▶ **Requirement**
Tally all lines containing the word "sourdough". Give the number alone.

— BEGIN Extracted information —

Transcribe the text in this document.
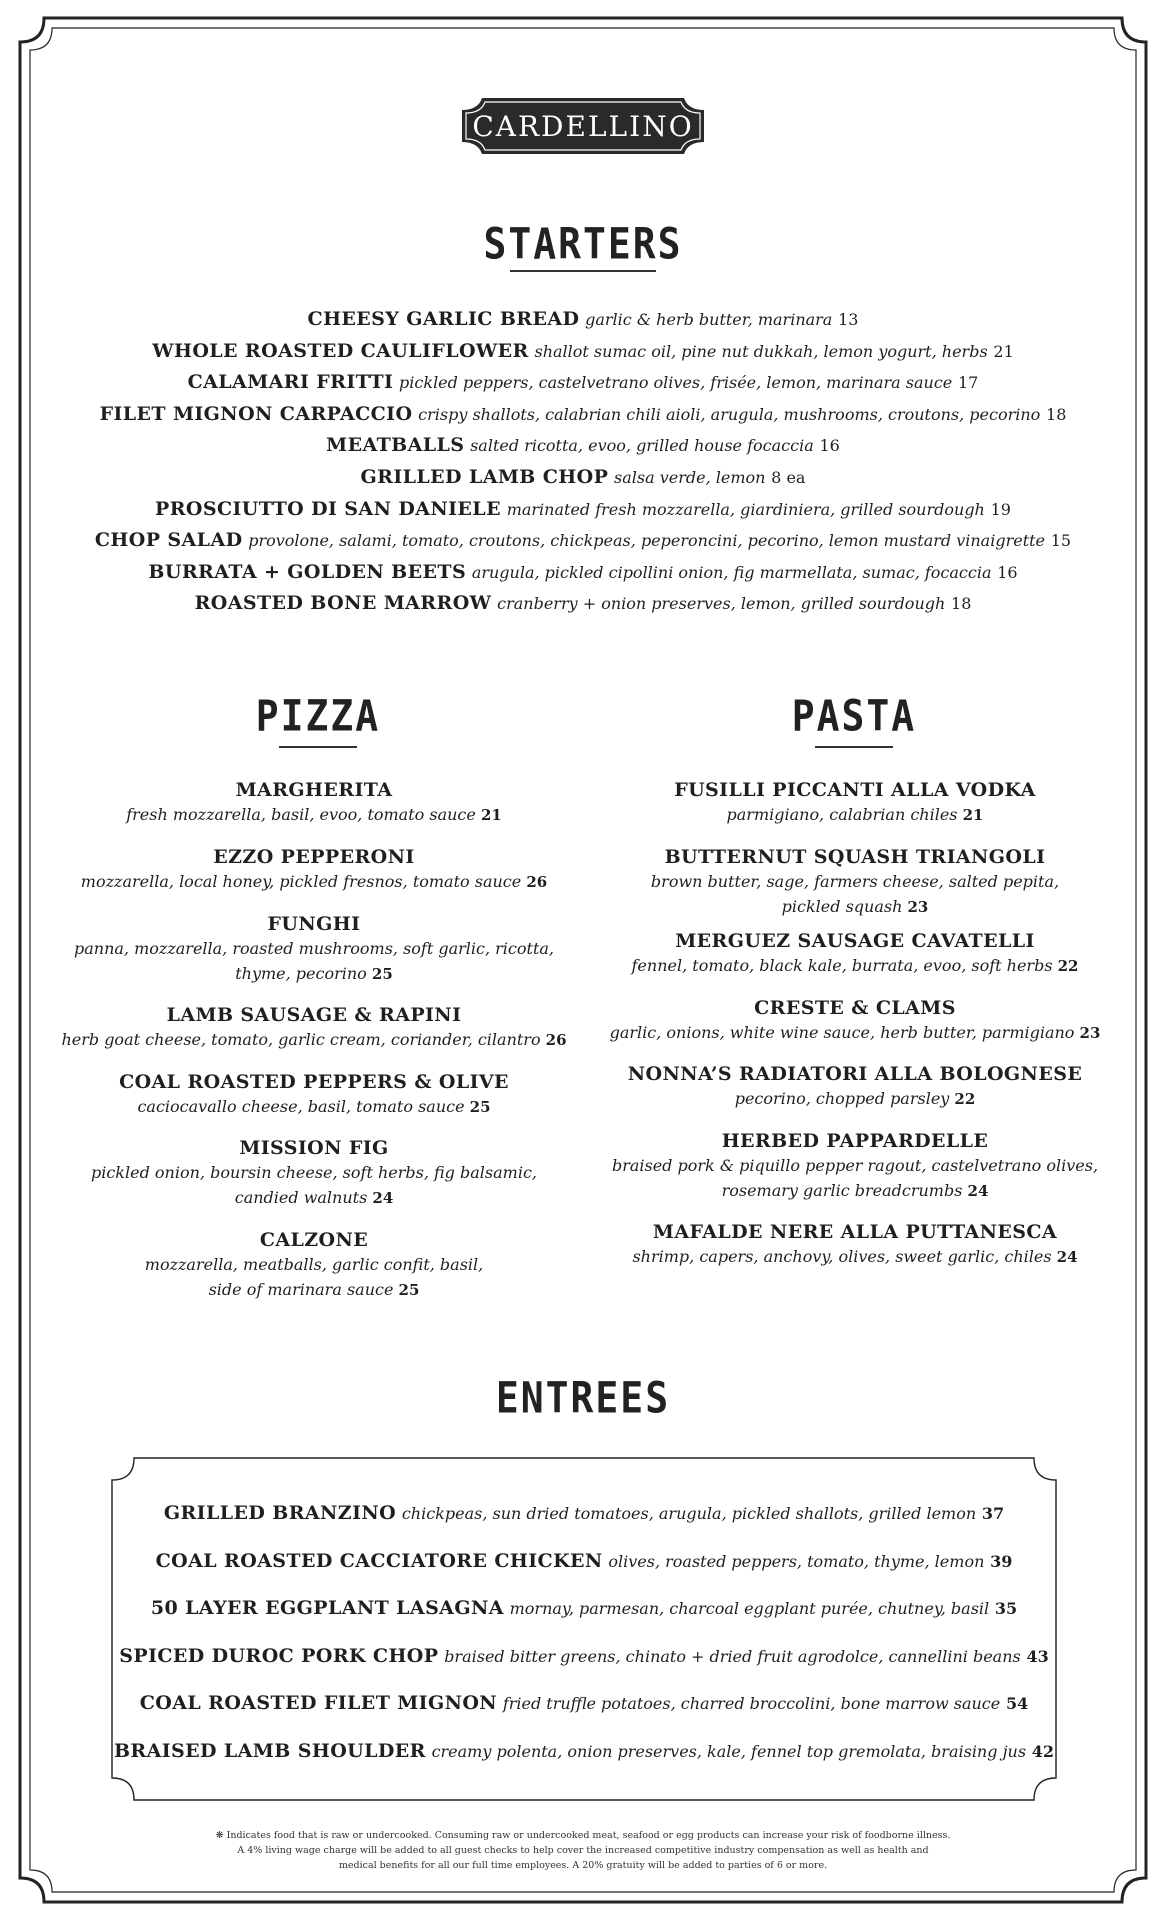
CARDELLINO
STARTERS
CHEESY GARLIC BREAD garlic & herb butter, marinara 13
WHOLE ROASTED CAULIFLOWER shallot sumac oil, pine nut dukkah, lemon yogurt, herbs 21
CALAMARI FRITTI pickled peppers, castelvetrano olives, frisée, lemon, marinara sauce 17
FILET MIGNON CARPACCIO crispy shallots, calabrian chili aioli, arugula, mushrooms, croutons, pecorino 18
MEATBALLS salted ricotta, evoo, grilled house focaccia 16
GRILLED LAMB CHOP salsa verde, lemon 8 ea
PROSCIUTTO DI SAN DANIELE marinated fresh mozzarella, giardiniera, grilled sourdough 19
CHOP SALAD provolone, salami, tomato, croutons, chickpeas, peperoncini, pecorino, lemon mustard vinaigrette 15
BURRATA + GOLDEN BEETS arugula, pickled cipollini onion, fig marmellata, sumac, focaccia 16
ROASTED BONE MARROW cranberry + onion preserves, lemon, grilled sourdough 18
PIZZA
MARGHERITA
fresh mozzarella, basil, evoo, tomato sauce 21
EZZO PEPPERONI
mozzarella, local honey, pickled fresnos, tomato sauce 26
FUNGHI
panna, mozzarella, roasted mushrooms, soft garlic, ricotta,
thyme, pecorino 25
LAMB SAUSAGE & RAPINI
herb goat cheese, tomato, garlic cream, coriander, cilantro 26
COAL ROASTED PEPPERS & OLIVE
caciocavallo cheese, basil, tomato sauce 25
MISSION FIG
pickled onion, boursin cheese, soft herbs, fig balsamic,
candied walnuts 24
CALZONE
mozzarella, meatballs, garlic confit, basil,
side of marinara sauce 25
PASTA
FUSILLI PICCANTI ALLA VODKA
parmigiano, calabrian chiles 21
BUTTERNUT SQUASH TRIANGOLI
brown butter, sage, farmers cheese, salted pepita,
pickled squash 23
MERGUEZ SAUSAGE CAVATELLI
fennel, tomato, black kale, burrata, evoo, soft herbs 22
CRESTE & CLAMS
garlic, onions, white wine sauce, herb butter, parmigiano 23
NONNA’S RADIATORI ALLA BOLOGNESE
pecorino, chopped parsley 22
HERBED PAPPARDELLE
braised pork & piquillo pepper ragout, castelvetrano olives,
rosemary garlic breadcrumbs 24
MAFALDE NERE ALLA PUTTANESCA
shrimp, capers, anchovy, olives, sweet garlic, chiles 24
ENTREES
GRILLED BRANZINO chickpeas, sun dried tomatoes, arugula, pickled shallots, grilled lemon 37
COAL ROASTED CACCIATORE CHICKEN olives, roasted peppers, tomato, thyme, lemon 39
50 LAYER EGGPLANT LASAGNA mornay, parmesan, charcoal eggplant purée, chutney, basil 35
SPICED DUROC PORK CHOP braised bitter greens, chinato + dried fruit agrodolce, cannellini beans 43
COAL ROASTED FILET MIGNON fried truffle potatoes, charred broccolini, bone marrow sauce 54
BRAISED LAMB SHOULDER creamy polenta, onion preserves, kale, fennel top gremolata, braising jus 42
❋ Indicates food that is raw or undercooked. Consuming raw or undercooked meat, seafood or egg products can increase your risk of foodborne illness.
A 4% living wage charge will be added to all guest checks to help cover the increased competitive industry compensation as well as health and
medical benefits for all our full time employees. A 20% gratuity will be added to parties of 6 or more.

— END Extracted information —

▶ **Solution below**
2